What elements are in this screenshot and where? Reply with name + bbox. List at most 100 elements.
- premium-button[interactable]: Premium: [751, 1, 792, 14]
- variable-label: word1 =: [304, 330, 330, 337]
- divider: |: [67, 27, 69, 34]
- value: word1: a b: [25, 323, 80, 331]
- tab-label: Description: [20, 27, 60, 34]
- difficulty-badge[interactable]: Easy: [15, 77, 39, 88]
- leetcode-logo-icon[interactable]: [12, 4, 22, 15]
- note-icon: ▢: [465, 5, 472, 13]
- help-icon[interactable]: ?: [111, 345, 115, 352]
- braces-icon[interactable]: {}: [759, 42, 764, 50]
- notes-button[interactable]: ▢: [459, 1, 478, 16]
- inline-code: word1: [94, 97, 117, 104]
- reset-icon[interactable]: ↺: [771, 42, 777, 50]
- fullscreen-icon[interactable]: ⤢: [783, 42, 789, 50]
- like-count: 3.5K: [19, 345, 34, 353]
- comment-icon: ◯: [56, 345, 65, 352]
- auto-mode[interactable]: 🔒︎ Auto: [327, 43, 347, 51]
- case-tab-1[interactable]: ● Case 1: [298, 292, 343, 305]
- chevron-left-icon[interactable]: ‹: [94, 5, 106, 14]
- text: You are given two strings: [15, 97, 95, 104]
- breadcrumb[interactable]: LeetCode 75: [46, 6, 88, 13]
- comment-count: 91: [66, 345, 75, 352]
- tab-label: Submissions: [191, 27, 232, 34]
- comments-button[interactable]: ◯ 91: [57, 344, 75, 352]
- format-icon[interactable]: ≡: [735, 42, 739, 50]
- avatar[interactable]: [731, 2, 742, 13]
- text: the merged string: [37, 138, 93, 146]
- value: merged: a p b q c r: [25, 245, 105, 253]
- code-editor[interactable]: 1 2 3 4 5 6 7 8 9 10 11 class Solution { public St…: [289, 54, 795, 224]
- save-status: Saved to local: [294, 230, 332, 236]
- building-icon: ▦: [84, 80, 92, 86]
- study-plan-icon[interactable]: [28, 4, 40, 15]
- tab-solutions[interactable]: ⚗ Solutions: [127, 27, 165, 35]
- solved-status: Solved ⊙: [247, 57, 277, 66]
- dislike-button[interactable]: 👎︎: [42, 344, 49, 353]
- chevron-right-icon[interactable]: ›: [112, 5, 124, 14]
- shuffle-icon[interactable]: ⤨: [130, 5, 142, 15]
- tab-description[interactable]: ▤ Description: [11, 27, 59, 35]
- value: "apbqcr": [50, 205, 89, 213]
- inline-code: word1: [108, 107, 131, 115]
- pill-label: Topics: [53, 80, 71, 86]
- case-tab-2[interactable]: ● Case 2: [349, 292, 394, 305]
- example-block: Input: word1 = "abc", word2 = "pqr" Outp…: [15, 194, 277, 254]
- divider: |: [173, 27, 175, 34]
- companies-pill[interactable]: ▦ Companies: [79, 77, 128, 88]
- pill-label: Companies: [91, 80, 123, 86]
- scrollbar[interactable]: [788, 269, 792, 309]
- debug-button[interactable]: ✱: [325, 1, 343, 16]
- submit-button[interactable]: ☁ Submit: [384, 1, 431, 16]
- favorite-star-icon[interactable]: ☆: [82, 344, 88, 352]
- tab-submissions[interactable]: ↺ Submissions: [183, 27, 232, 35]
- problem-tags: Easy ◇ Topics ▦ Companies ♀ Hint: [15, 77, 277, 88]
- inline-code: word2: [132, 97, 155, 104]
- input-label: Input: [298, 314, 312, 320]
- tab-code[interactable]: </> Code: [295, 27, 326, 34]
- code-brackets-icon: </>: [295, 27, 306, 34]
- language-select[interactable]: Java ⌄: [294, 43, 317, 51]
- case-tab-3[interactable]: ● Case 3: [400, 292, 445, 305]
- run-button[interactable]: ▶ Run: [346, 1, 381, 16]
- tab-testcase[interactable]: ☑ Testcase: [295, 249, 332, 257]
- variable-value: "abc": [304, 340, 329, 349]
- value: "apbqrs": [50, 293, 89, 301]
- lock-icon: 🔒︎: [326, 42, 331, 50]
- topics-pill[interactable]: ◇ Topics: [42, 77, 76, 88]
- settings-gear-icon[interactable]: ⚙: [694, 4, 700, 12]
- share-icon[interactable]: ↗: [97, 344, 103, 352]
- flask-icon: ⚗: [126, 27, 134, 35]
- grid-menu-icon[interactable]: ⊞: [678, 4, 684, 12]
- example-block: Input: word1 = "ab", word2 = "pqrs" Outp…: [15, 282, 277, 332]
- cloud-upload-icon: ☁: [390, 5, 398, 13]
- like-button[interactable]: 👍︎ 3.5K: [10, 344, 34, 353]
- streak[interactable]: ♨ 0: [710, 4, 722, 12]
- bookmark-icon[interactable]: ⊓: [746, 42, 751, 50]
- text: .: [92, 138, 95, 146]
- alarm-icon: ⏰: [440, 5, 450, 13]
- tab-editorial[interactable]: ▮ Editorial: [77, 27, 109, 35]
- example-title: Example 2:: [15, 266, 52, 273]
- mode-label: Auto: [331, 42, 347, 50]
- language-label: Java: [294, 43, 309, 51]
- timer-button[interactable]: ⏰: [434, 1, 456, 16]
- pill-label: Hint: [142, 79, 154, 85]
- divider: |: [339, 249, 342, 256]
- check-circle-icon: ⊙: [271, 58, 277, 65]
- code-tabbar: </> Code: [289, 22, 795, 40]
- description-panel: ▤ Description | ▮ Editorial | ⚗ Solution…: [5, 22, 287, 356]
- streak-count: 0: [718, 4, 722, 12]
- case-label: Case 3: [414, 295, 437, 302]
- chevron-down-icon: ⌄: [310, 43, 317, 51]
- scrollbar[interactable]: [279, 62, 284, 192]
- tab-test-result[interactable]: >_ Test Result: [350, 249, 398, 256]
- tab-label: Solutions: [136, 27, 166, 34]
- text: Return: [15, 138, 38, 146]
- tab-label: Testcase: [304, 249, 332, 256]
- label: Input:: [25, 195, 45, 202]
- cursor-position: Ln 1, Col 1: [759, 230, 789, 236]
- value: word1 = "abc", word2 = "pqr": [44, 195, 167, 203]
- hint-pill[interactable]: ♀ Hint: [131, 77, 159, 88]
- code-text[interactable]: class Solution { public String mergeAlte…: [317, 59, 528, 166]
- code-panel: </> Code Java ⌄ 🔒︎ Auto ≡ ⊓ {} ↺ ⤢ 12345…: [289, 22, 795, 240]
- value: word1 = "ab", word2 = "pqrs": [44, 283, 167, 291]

_ _ _

Given task:
Rewrite every line of the material above as a numbered list, leaving out any blank lines.

Right answer:
1. What elements are in this screenshot and where? Reply with name + bbox. List at most 100 elements.
2. - premium-button[interactable]: Premium: [751, 1, 792, 14]
3. - variable-label: word1 =: [304, 330, 330, 337]
4. - divider: |: [67, 27, 69, 34]
5. - value: word1: a b: [25, 323, 80, 331]
6. - tab-label: Description: [20, 27, 60, 34]
7. - difficulty-badge[interactable]: Easy: [15, 77, 39, 88]
8. - leetcode-logo-icon[interactable]: [12, 4, 22, 15]
9. - note-icon: ▢: [465, 5, 472, 13]
10. - help-icon[interactable]: ?: [111, 345, 115, 352]
11. - braces-icon[interactable]: {}: [759, 42, 764, 50]
12. - notes-button[interactable]: ▢: [459, 1, 478, 16]
13. - inline-code: word1: [94, 97, 117, 104]
14. - reset-icon[interactable]: ↺: [771, 42, 777, 50]
15. - fullscreen-icon[interactable]: ⤢: [783, 42, 789, 50]
16. - like-count: 3.5K: [19, 345, 34, 353]
17. - comment-icon: ◯: [56, 345, 65, 352]
18. - auto-mode[interactable]: 🔒︎ Auto: [327, 43, 347, 51]
19. - case-tab-1[interactable]: ● Case 1: [298, 292, 343, 305]
20. - chevron-left-icon[interactable]: ‹: [94, 5, 106, 14]
21. - text: You are given two strings: [15, 97, 95, 104]
22. - breadcrumb[interactable]: LeetCode 75: [46, 6, 88, 13]
23. - comment-count: 91: [66, 345, 75, 352]
24. - tab-label: Submissions: [191, 27, 232, 34]
25. - comments-button[interactable]: ◯ 91: [57, 344, 75, 352]
26. - format-icon[interactable]: ≡: [735, 42, 739, 50]
27. - avatar[interactable]: [731, 2, 742, 13]
28. - text: the merged string: [37, 138, 93, 146]
29. - value: merged: a p b q c r: [25, 245, 105, 253]
30. - code-editor[interactable]: 1 2 3 4 5 6 7 8 9 10 11 class Solution { public St…: [289, 54, 795, 224]
31. - save-status: Saved to local: [294, 230, 332, 236]
32. - building-icon: ▦: [84, 80, 92, 86]
33. - study-plan-icon[interactable]: [28, 4, 40, 15]
34. - tab-solutions[interactable]: ⚗ Solutions: [127, 27, 165, 35]
35. - solved-status: Solved ⊙: [247, 57, 277, 66]
36. - dislike-button[interactable]: 👎︎: [42, 344, 49, 353]
37. - chevron-right-icon[interactable]: ›: [112, 5, 124, 14]
38. - shuffle-icon[interactable]: ⤨: [130, 5, 142, 15]
39. - tab-description[interactable]: ▤ Description: [11, 27, 59, 35]
40. - value: "apbqcr": [50, 205, 89, 213]
41. - inline-code: word1: [108, 107, 131, 115]
42. - pill-label: Topics: [53, 80, 71, 86]
43. - case-tab-2[interactable]: ● Case 2: [349, 292, 394, 305]
44. - example-block: Input: word1 = "abc", word2 = "pqr" Outp…: [15, 194, 277, 254]
45. - divider: |: [173, 27, 175, 34]
46. - companies-pill[interactable]: ▦ Companies: [79, 77, 128, 88]
47. - pill-label: Companies: [91, 80, 123, 86]
48. - scrollbar[interactable]: [788, 269, 792, 309]
49. - debug-button[interactable]: ✱: [325, 1, 343, 16]
50. - submit-button[interactable]: ☁ Submit: [384, 1, 431, 16]
51. - favorite-star-icon[interactable]: ☆: [82, 344, 88, 352]
52. - tab-submissions[interactable]: ↺ Submissions: [183, 27, 232, 35]
53. - problem-tags: Easy ◇ Topics ▦ Companies ♀ Hint: [15, 77, 277, 88]
54. - inline-code: word2: [132, 97, 155, 104]
55. - input-label: Input: [298, 314, 312, 320]
56. - tab-code[interactable]: </> Code: [295, 27, 326, 34]
57. - code-brackets-icon: </>: [295, 27, 306, 34]
58. - language-select[interactable]: Java ⌄: [294, 43, 317, 51]
59. - case-tab-3[interactable]: ● Case 3: [400, 292, 445, 305]
60. - run-button[interactable]: ▶ Run: [346, 1, 381, 16]
61. - tab-testcase[interactable]: ☑ Testcase: [295, 249, 332, 257]
62. - variable-value: "abc": [304, 340, 329, 349]
63. - value: "apbqrs": [50, 293, 89, 301]
64. - lock-icon: 🔒︎: [326, 42, 331, 50]
65. - topics-pill[interactable]: ◇ Topics: [42, 77, 76, 88]
66. - settings-gear-icon[interactable]: ⚙: [694, 4, 700, 12]
67. - share-icon[interactable]: ↗: [97, 344, 103, 352]
68. - flask-icon: ⚗: [126, 27, 134, 35]
69. - grid-menu-icon[interactable]: ⊞: [678, 4, 684, 12]
70. - example-block: Input: word1 = "ab", word2 = "pqrs" Outp…: [15, 282, 277, 332]
71. - cloud-upload-icon: ☁: [390, 5, 398, 13]
72. - like-button[interactable]: 👍︎ 3.5K: [10, 344, 34, 353]
73. - streak[interactable]: ♨ 0: [710, 4, 722, 12]
74. - bookmark-icon[interactable]: ⊓: [746, 42, 751, 50]
75. - text: .: [92, 138, 95, 146]
76. - alarm-icon: ⏰: [440, 5, 450, 13]
77. - tab-editorial[interactable]: ▮ Editorial: [77, 27, 109, 35]
78. - example-title: Example 2:: [15, 266, 52, 273]
79. - mode-label: Auto: [331, 42, 347, 50]
80. - language-label: Java: [294, 43, 309, 51]
81. - timer-button[interactable]: ⏰: [434, 1, 456, 16]
82. - pill-label: Hint: [142, 79, 154, 85]
83. - divider: |: [339, 249, 342, 256]
84. - check-circle-icon: ⊙: [271, 58, 277, 65]
85. - code-tabbar: </> Code: [289, 22, 795, 40]
86. - description-panel: ▤ Description | ▮ Editorial | ⚗ Solution…: [5, 22, 287, 356]
87. - streak-count: 0: [718, 4, 722, 12]
88. - case-label: Case 3: [414, 295, 437, 302]
89. - chevron-down-icon: ⌄: [310, 43, 317, 51]
90. - scrollbar[interactable]: [279, 62, 284, 192]
91. - tab-test-result[interactable]: >_ Test Result: [350, 249, 398, 256]
92. - tab-label: Solutions: [136, 27, 166, 34]
93. - text: Return: [15, 138, 38, 146]
94. - tab-label: Testcase: [304, 249, 332, 256]
95. - label: Input:: [25, 195, 45, 202]
96. - cursor-position: Ln 1, Col 1: [759, 230, 789, 236]
97. - value: word1 = "abc", word2 = "pqr": [44, 195, 167, 203]
98. - hint-pill[interactable]: ♀ Hint: [131, 77, 159, 88]
99. - code-text[interactable]: class Solution { public String mergeAlte…: [317, 59, 528, 166]
100. - code-panel: </> Code Java ⌄ 🔒︎ Auto ≡ ⊓ {} ↺ ⤢ 12345…: [289, 22, 795, 240]
101. - value: word1 = "ab", word2 = "pqrs": [44, 283, 167, 291]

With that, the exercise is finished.